>>

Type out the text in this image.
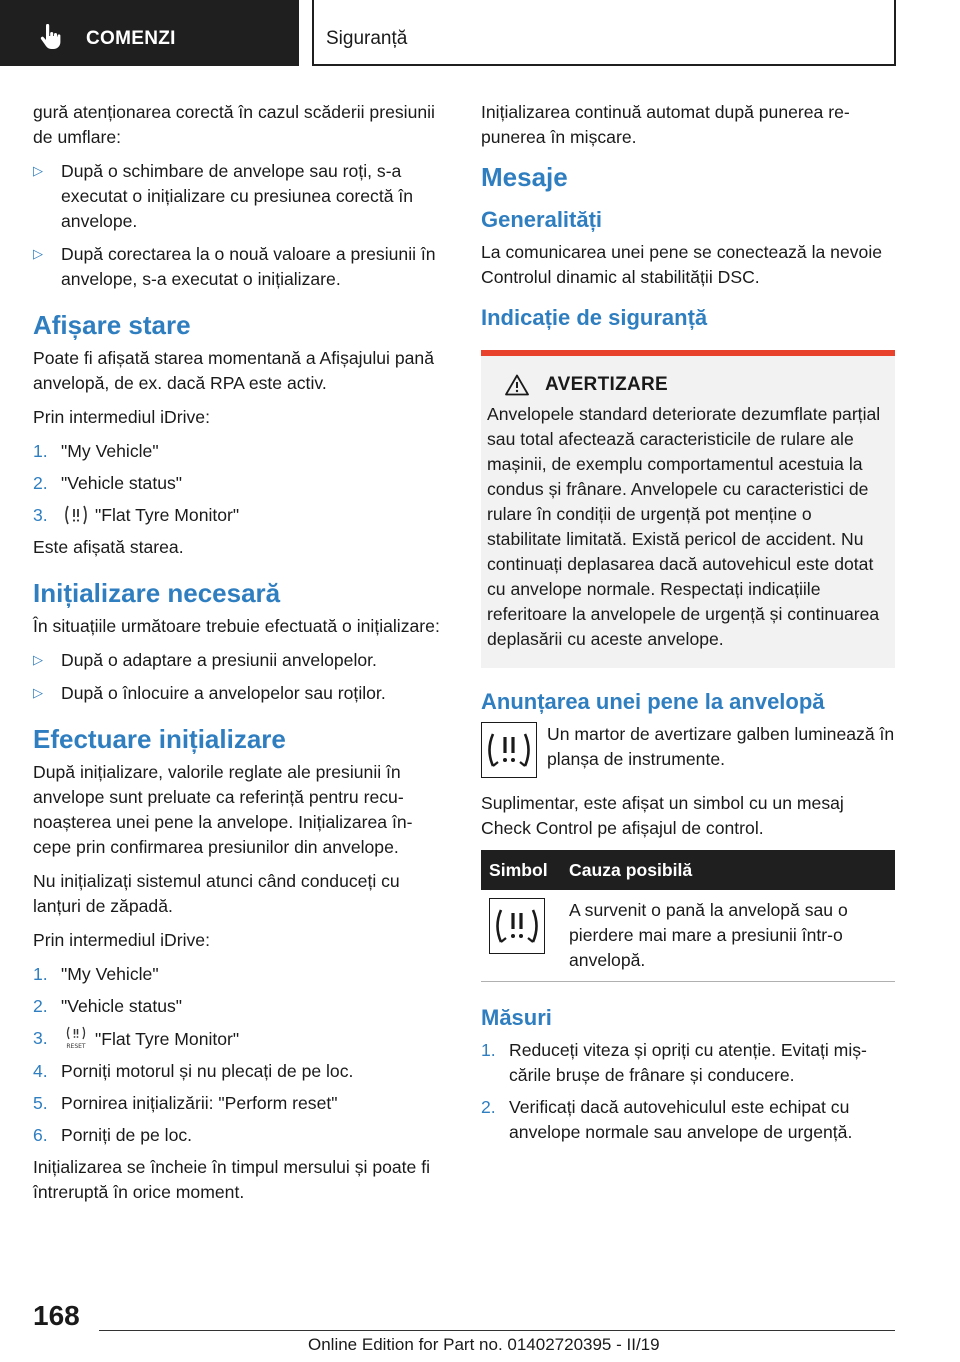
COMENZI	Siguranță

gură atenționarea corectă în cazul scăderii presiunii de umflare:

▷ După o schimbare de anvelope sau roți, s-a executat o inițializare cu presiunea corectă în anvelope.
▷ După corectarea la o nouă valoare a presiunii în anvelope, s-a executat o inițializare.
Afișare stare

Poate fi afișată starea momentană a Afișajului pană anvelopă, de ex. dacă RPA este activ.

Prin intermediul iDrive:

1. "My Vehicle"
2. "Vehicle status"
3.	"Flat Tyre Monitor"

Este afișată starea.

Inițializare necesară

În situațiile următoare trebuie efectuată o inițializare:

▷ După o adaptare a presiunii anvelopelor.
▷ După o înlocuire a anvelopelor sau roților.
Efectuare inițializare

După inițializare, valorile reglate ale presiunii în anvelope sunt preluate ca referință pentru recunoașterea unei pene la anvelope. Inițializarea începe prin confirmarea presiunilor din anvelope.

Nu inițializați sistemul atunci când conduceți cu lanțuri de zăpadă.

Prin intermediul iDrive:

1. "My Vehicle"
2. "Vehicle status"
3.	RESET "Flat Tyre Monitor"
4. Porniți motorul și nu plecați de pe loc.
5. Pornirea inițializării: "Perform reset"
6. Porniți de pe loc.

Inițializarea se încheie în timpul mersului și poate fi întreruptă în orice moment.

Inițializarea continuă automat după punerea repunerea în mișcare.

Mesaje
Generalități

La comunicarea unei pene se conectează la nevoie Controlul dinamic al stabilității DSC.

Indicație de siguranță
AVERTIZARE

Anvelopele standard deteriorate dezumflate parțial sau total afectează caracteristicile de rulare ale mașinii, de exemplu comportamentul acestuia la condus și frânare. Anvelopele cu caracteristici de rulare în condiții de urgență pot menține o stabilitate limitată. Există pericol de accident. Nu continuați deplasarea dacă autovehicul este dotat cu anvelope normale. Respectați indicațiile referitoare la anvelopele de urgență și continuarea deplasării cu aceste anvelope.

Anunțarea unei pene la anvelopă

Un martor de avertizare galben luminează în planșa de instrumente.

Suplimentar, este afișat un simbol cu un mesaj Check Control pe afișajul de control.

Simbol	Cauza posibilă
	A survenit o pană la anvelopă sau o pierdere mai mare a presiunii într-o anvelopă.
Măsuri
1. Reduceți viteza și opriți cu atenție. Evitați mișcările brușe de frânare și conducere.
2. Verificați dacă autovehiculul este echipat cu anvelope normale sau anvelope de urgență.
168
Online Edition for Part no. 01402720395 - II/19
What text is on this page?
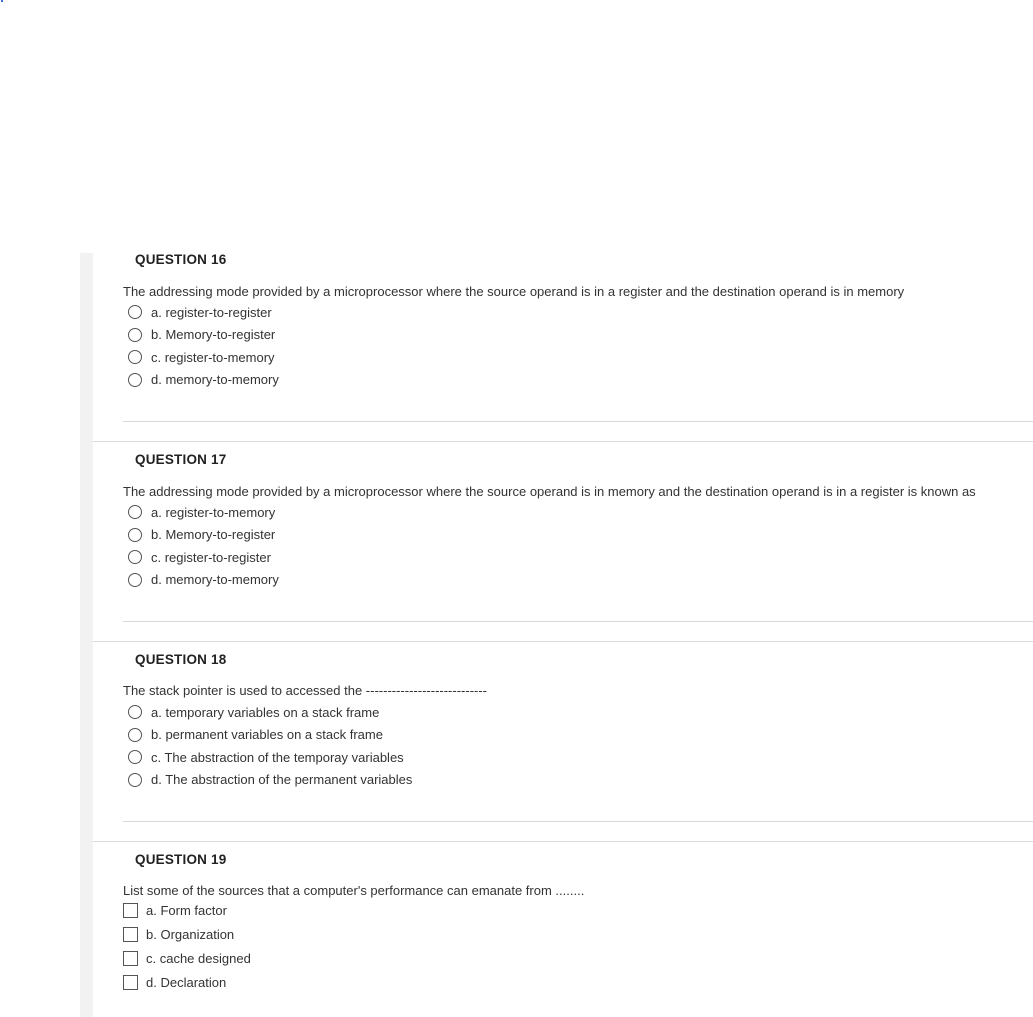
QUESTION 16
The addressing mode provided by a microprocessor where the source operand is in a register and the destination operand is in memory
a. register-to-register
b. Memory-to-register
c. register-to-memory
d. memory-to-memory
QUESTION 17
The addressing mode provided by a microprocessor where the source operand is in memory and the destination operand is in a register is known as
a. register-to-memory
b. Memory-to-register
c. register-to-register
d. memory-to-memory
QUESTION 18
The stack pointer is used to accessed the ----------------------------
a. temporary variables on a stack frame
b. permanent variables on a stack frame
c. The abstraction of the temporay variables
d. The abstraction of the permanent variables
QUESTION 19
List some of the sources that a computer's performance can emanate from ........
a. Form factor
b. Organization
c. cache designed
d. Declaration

<<

Exercise task
Please repeat the entries exactly. Do not include the pictures.

Answer in full
Type out the text in this image.
COMENZI	Siguranță

gură atenționarea corectă în cazul scăderii presiunii de umflare:

▷ După o schimbare de anvelope sau roți, s-a executat o inițializare cu presiunea corectă în anvelope.
▷ După corectarea la o nouă valoare a presiunii în anvelope, s-a executat o inițializare.
Afișare stare

Poate fi afișată starea momentană a Afișajului pană anvelopă, de ex. dacă RPA este activ.

Prin intermediul iDrive:

1. "My Vehicle"
2. "Vehicle status"
3.	"Flat Tyre Monitor"

Este afișată starea.

Inițializare necesară

În situațiile următoare trebuie efectuată o inițializare:

▷ După o adaptare a presiunii anvelopelor.
▷ După o înlocuire a anvelopelor sau roților.
Efectuare inițializare

După inițializare, valorile reglate ale presiunii în anvelope sunt preluate ca referință pentru recunoașterea unei pene la anvelope. Inițializarea începe prin confirmarea presiunilor din anvelope.

Nu inițializați sistemul atunci când conduceți cu lanțuri de zăpadă.

Prin intermediul iDrive:

1. "My Vehicle"
2. "Vehicle status"
3.	RESET "Flat Tyre Monitor"
4. Porniți motorul și nu plecați de pe loc.
5. Pornirea inițializării: "Perform reset"
6. Porniți de pe loc.

Inițializarea se încheie în timpul mersului și poate fi întreruptă în orice moment.

Inițializarea continuă automat după punerea repunerea în mișcare.

Mesaje
Generalități

La comunicarea unei pene se conectează la nevoie Controlul dinamic al stabilității DSC.

Indicație de siguranță
AVERTIZARE

Anvelopele standard deteriorate dezumflate parțial sau total afectează caracteristicile de rulare ale mașinii, de exemplu comportamentul acestuia la condus și frânare. Anvelopele cu caracteristici de rulare în condiții de urgență pot menține o stabilitate limitată. Există pericol de accident. Nu continuați deplasarea dacă autovehicul este dotat cu anvelope normale. Respectați indicațiile referitoare la anvelopele de urgență și continuarea deplasării cu aceste anvelope.

Anunțarea unei pene la anvelopă

Un martor de avertizare galben luminează în planșa de instrumente.

Suplimentar, este afișat un simbol cu un mesaj Check Control pe afișajul de control.

Simbol	Cauza posibilă
	A survenit o pană la anvelopă sau o pierdere mai mare a presiunii într-o anvelopă.
Măsuri
1. Reduceți viteza și opriți cu atenție. Evitați mișcările brușe de frânare și conducere.
2. Verificați dacă autovehiculul este echipat cu anvelope normale sau anvelope de urgență.
168
Online Edition for Part no. 01402720395 - II/19
What text is on this page?
QUESTION 16
The addressing mode provided by a microprocessor where the source operand is in a register and the destination operand is in memory
a. register-to-register
b. Memory-to-register
c. register-to-memory
d. memory-to-memory
QUESTION 17
The addressing mode provided by a microprocessor where the source operand is in memory and the destination operand is in a register is known as
a. register-to-memory
b. Memory-to-register
c. register-to-register
d. memory-to-memory
QUESTION 18
The stack pointer is used to accessed the ----------------------------
a. temporary variables on a stack frame
b. permanent variables on a stack frame
c. The abstraction of the temporay variables
d. The abstraction of the permanent variables
QUESTION 19
List some of the sources that a computer's performance can emanate from ........
a. Form factor
b. Organization
c. cache designed
d. Declaration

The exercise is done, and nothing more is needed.